SUPPLIED DATA ::
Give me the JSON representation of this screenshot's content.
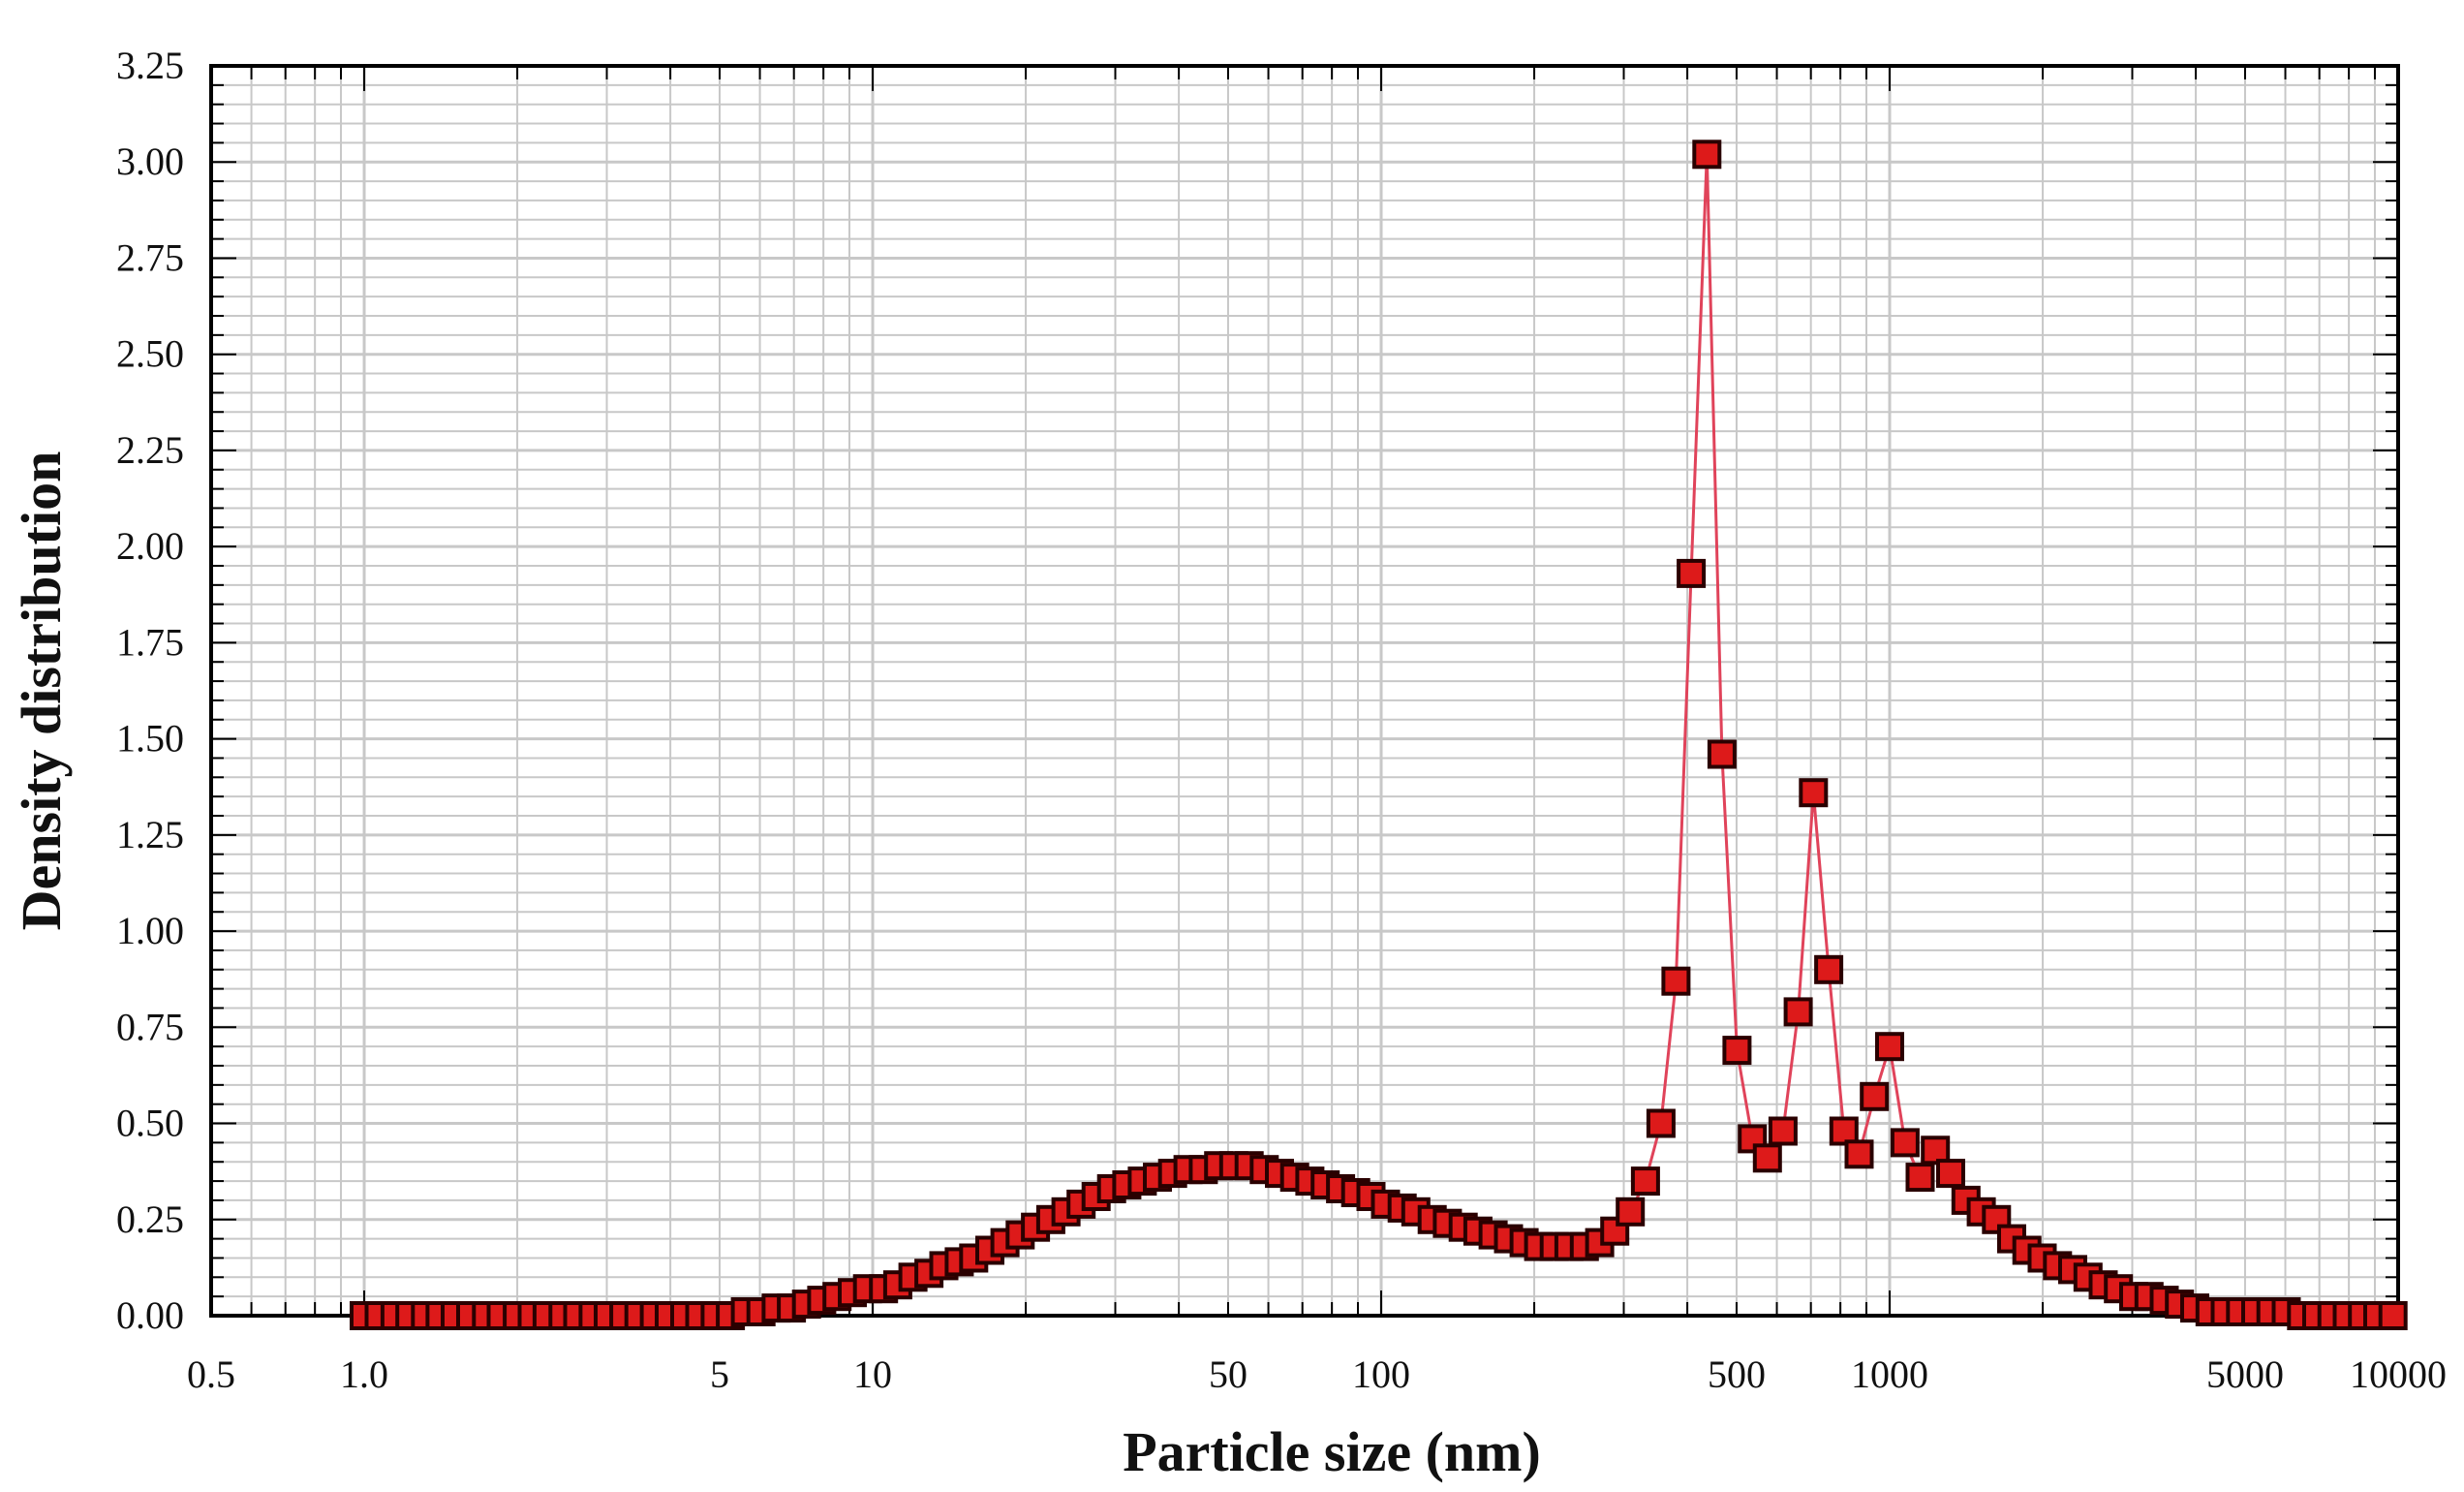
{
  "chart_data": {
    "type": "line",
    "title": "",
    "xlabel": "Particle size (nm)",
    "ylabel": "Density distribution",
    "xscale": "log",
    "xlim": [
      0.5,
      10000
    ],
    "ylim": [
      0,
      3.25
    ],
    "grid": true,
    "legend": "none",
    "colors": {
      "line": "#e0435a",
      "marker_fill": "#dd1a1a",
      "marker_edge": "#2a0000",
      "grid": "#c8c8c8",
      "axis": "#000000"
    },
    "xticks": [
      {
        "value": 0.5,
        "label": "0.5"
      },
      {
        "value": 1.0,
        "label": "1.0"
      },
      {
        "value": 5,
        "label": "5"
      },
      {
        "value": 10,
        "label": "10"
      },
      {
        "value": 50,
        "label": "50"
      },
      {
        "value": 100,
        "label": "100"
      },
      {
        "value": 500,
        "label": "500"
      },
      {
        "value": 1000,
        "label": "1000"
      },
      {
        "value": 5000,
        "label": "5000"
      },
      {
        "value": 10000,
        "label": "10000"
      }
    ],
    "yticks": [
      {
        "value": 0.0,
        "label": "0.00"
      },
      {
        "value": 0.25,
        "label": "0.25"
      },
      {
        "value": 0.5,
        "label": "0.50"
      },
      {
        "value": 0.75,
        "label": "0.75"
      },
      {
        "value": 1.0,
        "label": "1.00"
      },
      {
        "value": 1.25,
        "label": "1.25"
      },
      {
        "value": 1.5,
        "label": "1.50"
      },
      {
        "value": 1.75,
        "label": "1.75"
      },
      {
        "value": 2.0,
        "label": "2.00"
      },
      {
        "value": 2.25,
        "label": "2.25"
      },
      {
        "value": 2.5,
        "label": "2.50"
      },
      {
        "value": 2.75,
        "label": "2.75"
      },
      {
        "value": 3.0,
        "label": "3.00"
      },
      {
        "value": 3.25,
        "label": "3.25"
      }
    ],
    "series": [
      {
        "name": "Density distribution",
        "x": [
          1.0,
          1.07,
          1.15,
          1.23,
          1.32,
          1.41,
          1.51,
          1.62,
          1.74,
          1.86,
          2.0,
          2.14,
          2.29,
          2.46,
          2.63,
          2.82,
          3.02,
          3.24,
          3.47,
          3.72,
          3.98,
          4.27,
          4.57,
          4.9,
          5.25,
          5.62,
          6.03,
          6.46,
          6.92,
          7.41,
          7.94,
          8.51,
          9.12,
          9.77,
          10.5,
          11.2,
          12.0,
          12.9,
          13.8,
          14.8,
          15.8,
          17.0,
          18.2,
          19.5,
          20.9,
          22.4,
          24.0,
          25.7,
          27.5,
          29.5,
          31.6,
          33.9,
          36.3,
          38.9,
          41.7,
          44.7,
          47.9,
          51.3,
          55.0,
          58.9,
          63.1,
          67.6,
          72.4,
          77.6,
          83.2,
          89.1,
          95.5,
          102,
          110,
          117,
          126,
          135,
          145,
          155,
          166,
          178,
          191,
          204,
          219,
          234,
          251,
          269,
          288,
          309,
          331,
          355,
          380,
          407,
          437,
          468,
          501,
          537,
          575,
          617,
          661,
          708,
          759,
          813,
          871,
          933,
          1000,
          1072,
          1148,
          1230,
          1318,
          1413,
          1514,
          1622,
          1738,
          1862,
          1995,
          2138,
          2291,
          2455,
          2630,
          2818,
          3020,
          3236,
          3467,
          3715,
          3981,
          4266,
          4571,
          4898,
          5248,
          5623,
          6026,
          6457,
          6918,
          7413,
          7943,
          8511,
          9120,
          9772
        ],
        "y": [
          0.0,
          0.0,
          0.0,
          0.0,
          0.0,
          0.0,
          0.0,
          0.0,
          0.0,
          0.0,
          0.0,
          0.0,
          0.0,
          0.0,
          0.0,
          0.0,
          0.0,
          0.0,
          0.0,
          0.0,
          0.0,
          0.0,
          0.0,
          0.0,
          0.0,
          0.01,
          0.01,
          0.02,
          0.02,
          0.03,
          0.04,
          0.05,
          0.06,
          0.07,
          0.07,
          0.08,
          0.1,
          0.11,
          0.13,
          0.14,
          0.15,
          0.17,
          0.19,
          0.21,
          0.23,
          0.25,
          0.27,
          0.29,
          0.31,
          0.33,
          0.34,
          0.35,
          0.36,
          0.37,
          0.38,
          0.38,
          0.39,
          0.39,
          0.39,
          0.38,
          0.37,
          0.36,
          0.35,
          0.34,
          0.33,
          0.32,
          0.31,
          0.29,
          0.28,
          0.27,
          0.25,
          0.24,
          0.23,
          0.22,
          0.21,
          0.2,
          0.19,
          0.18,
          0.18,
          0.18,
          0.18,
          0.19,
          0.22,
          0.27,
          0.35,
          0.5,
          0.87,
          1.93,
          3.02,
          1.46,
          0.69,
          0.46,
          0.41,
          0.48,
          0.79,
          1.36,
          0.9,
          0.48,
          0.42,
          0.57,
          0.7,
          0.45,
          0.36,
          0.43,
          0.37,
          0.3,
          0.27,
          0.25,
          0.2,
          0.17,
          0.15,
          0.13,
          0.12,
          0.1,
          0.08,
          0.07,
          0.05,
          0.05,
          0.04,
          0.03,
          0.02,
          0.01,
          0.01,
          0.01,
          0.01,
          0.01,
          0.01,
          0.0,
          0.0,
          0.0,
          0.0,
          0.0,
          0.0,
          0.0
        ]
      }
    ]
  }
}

PROBLEM REQUIREMENTS :: Reply with nothing except the number of lines in the listing above that include the string "distribution".

RESULT OF THE EXERCISE :: 2